Check every line of the material below for the string "screenshot", and return the ones that have it.

□ □ □

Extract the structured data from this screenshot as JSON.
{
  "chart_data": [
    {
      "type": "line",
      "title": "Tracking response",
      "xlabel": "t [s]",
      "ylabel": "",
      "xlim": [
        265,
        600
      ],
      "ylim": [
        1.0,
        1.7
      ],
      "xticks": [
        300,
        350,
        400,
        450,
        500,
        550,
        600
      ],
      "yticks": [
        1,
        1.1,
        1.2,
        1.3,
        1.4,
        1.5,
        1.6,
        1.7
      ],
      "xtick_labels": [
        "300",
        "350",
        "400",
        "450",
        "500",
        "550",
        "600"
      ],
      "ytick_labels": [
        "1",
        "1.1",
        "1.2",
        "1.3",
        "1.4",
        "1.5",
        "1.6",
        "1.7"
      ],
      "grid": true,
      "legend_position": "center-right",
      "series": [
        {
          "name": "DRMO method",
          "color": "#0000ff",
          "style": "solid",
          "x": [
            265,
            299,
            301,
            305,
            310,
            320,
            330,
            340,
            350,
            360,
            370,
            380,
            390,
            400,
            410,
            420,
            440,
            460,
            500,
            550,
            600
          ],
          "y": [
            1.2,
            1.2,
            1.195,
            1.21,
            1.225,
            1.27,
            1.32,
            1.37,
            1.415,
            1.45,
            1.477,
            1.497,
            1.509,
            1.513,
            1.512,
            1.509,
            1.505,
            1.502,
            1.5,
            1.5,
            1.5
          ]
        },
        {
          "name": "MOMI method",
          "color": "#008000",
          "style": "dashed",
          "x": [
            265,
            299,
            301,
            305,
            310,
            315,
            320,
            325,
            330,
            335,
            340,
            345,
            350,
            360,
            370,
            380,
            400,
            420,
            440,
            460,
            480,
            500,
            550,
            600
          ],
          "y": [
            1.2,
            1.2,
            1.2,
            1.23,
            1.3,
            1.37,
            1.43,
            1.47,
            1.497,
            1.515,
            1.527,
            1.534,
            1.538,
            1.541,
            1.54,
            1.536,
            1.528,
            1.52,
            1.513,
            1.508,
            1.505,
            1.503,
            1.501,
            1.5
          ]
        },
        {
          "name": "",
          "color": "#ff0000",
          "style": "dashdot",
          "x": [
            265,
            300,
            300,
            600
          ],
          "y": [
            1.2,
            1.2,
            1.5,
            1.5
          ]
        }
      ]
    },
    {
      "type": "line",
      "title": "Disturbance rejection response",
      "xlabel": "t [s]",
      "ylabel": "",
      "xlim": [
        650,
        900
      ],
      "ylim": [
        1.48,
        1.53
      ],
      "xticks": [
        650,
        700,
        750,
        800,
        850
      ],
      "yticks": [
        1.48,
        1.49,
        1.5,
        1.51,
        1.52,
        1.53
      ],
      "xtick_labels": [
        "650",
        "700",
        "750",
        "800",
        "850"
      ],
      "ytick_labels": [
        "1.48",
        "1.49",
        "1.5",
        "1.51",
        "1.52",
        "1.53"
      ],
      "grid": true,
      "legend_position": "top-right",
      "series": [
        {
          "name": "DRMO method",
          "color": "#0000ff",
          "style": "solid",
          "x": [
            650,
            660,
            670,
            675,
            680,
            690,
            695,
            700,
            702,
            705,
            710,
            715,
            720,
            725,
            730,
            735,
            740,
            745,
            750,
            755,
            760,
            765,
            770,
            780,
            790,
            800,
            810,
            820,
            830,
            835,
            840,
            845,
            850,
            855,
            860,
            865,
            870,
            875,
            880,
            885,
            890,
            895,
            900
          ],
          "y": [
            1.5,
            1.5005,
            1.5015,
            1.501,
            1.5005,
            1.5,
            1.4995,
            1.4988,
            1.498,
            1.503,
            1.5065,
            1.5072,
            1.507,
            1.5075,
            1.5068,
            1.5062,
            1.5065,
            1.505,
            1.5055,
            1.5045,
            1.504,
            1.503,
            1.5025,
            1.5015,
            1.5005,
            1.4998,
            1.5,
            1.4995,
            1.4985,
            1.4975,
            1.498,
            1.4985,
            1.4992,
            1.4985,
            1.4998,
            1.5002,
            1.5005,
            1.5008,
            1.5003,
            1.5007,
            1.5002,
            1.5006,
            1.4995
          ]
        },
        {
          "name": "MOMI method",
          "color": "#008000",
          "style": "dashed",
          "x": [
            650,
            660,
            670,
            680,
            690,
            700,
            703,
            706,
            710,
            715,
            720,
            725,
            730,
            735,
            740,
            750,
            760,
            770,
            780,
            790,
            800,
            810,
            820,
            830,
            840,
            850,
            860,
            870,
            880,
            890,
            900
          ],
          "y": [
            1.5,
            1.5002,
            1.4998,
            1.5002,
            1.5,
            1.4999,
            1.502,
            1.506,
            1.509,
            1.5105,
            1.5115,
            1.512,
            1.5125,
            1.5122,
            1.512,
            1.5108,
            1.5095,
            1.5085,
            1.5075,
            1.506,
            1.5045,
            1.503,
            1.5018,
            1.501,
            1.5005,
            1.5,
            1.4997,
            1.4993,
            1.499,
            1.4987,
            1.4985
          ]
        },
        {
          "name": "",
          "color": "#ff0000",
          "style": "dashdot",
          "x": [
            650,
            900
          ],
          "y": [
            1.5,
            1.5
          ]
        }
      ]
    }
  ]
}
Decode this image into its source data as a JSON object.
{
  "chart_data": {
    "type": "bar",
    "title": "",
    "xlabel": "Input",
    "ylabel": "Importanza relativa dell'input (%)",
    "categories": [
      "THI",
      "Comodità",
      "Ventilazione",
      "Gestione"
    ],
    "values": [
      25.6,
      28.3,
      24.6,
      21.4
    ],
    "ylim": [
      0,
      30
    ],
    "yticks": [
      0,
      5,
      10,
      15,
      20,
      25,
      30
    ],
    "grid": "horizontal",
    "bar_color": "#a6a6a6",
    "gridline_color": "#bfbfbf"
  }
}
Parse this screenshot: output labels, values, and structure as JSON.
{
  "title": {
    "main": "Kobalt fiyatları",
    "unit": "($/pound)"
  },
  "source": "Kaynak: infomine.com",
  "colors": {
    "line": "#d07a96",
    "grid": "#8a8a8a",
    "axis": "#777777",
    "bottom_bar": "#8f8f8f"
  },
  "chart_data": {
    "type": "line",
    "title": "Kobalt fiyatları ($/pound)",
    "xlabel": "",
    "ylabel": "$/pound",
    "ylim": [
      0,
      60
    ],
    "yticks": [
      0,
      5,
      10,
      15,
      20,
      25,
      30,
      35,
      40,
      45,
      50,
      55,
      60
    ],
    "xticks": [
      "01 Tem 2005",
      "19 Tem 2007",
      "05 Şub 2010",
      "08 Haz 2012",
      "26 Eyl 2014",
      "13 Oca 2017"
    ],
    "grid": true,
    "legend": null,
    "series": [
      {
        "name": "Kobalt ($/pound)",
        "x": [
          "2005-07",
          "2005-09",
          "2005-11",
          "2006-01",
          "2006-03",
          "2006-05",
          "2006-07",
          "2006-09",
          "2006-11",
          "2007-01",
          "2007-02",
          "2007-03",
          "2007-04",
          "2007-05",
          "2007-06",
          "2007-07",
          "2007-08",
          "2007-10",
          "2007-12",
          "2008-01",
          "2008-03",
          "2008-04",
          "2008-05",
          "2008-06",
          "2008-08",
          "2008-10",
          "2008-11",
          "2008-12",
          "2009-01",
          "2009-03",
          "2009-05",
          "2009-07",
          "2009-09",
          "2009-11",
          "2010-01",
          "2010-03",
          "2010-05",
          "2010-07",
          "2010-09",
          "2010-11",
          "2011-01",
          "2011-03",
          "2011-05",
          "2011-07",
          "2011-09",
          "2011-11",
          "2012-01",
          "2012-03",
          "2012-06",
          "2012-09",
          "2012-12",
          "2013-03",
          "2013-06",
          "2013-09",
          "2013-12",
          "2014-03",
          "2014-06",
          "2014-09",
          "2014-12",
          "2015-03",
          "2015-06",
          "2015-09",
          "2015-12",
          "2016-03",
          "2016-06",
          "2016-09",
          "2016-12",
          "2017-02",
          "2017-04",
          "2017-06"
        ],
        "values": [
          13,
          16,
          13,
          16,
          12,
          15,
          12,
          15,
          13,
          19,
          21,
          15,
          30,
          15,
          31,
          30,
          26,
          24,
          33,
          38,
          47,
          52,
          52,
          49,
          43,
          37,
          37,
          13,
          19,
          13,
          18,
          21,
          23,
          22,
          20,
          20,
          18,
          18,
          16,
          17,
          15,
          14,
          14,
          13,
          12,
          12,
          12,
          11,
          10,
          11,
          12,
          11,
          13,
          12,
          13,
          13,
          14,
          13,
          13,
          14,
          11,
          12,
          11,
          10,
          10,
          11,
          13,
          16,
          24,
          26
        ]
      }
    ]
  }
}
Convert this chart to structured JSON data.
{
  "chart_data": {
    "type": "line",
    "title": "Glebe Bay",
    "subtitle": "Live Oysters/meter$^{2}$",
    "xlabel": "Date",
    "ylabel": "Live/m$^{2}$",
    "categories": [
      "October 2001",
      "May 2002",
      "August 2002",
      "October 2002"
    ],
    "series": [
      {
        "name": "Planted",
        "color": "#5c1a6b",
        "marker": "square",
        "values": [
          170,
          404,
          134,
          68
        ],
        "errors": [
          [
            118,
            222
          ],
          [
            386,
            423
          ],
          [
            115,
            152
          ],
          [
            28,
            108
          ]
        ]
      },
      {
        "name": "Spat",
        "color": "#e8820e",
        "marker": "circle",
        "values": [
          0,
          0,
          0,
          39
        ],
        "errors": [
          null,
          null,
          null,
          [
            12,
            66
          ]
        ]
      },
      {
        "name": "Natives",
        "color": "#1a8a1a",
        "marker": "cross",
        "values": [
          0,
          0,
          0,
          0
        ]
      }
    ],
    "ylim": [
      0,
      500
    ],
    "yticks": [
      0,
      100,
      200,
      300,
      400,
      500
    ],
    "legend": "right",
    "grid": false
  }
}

□ □ □

# Result of this exercise:
Extract the structured data from this screenshot as JSON.
Parse this screenshot: output labels, values, and structure as JSON.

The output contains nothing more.